++++ Data ++++

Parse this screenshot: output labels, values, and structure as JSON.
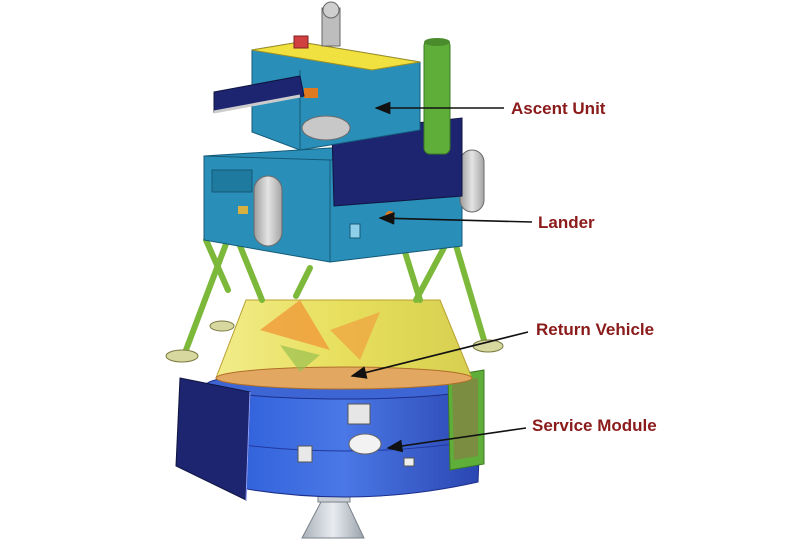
{
  "colors": {
    "label_text": "#8b1a1a",
    "arrow": "#111111",
    "ascent_unit": "#2a8fb8",
    "lander": "#2a8fb8",
    "return_vehicle": "#e8e070",
    "service_module": "#3f5fd0",
    "solar_panel": "#1d2470",
    "fuel_tank": "#c8c8c8",
    "antenna_tube": "#5fae3a"
  },
  "labels": {
    "ascent_unit": "Ascent Unit",
    "lander": "Lander",
    "return_vehicle": "Return Vehicle",
    "service_module": "Service Module"
  }
}
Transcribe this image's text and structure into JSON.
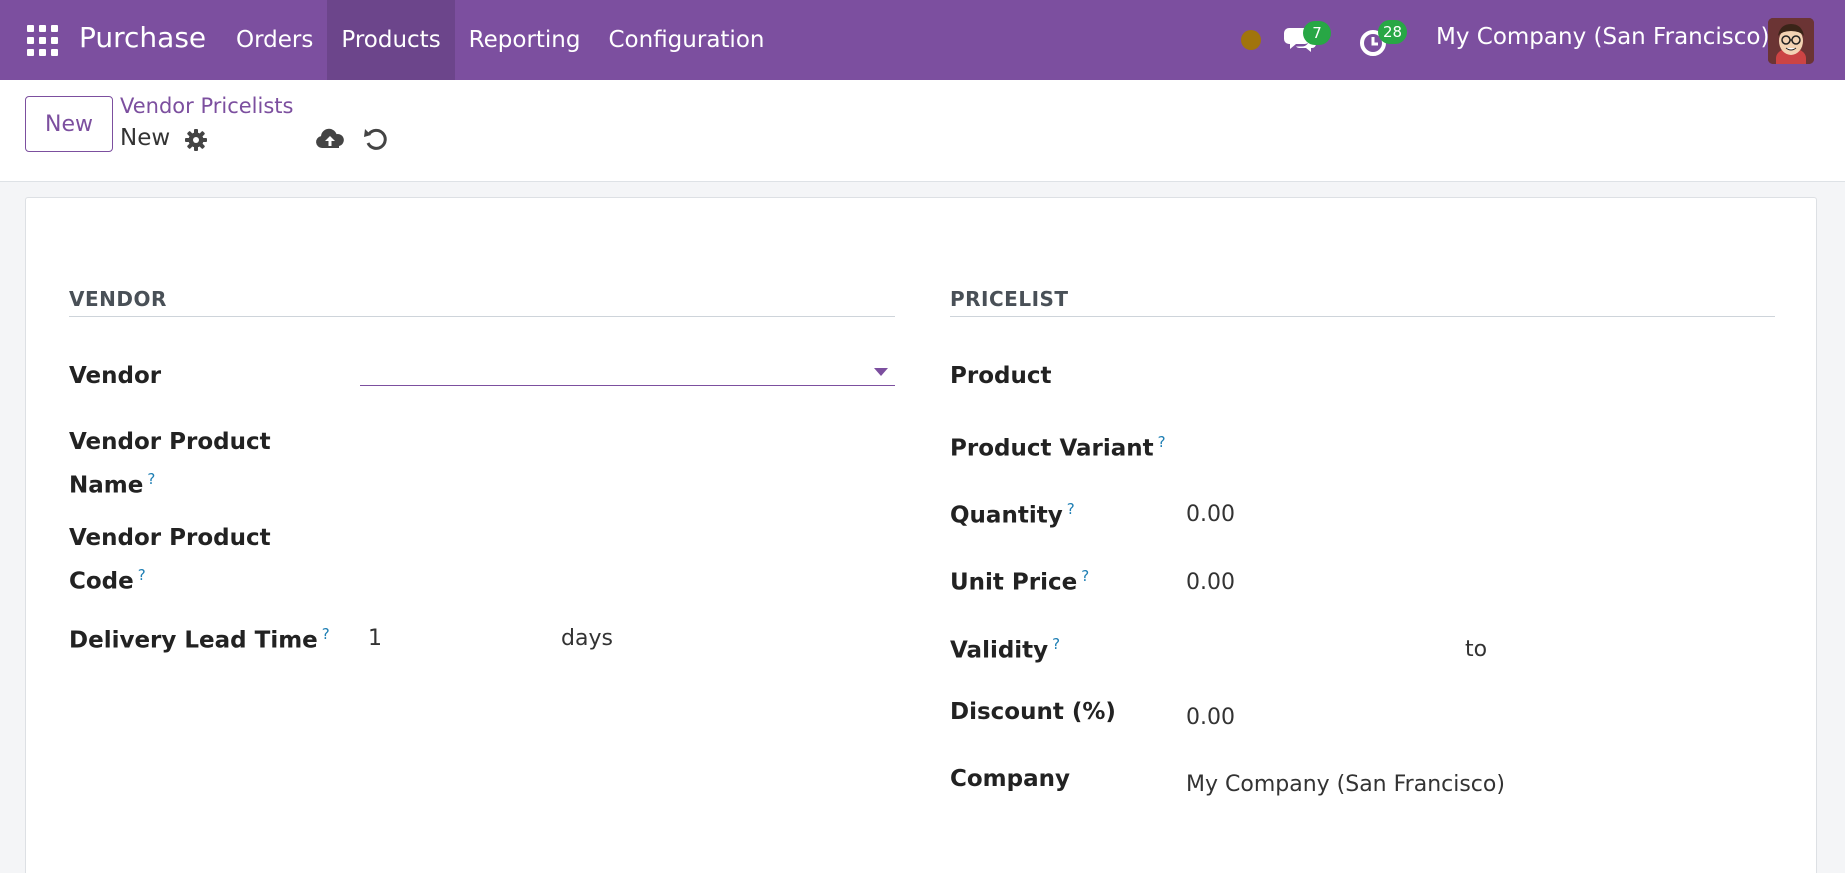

++++

- Written request -
Print the whole listing above once more, word for word, without its pictures.

- Solution -
Parse this screenshot: output labels, values, and structure as JSON.
{
  "colors": {
    "label_text": "#8b1a1a",
    "arrow": "#111111",
    "ascent_unit": "#2a8fb8",
    "lander": "#2a8fb8",
    "return_vehicle": "#e8e070",
    "service_module": "#3f5fd0",
    "solar_panel": "#1d2470",
    "fuel_tank": "#c8c8c8",
    "antenna_tube": "#5fae3a"
  },
  "labels": {
    "ascent_unit": "Ascent Unit",
    "lander": "Lander",
    "return_vehicle": "Return Vehicle",
    "service_module": "Service Module"
  }
}
Transcribe this image's text and structure into JSON.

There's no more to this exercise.